(Written request) Search the records for the word "title" and pick out every line that has it.

start Extracted entries

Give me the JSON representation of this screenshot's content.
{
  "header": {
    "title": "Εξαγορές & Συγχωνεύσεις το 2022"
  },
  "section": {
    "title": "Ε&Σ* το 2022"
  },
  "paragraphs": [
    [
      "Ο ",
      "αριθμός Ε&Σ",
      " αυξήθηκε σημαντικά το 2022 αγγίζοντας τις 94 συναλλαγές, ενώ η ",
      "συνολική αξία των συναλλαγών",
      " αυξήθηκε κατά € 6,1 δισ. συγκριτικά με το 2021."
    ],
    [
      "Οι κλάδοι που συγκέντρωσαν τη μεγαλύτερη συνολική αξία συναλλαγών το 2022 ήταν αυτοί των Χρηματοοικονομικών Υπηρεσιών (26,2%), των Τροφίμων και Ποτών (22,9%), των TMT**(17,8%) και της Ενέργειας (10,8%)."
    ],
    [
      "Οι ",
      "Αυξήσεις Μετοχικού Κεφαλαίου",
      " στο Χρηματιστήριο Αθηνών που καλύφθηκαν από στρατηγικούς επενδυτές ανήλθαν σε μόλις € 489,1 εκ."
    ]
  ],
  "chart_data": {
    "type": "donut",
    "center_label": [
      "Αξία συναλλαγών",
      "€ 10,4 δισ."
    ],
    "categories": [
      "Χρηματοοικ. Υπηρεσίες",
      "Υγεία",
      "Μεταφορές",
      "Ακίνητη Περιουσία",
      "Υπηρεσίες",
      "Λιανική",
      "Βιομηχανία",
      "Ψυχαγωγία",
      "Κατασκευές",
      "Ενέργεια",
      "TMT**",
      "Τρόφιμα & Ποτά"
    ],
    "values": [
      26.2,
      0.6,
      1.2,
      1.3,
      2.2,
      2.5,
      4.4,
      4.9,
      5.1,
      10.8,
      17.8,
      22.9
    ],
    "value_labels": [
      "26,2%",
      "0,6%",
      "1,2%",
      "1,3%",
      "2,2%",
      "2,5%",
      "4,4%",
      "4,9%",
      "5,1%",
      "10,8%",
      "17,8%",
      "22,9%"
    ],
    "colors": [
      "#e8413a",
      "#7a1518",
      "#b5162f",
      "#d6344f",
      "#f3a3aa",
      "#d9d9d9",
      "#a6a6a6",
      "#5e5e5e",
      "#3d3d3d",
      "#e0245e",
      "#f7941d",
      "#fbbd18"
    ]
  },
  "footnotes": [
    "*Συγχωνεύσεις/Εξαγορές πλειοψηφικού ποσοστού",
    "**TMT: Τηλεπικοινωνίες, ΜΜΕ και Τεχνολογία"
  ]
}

end Extracted entries

(Solution to the problem)
    "title": "Εξαγορές & Συγχωνεύσεις το 2022"
    "title": "Ε&Σ* το 2022"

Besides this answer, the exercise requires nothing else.